● Task objective
Only a number is wanted: how many lines in these records contain the word "title"?

● Supplied material
____

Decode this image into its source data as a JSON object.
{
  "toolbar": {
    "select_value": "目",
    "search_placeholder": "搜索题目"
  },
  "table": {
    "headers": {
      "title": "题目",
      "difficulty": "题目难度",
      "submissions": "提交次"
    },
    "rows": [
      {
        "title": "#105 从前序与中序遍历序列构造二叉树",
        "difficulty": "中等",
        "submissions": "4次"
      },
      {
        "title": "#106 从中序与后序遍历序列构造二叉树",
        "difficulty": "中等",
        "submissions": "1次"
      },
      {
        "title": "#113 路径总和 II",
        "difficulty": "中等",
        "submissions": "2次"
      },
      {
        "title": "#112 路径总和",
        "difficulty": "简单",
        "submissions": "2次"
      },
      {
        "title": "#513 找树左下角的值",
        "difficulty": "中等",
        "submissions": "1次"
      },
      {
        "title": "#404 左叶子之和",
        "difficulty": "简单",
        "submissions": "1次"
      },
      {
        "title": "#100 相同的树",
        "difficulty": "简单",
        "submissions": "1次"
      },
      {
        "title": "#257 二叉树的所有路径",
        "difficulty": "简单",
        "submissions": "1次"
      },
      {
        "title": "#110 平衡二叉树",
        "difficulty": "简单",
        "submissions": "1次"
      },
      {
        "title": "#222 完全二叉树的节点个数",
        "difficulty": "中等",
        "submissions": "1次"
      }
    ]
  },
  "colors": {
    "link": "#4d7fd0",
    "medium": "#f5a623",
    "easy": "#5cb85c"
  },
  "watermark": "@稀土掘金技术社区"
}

____

● Task solution
11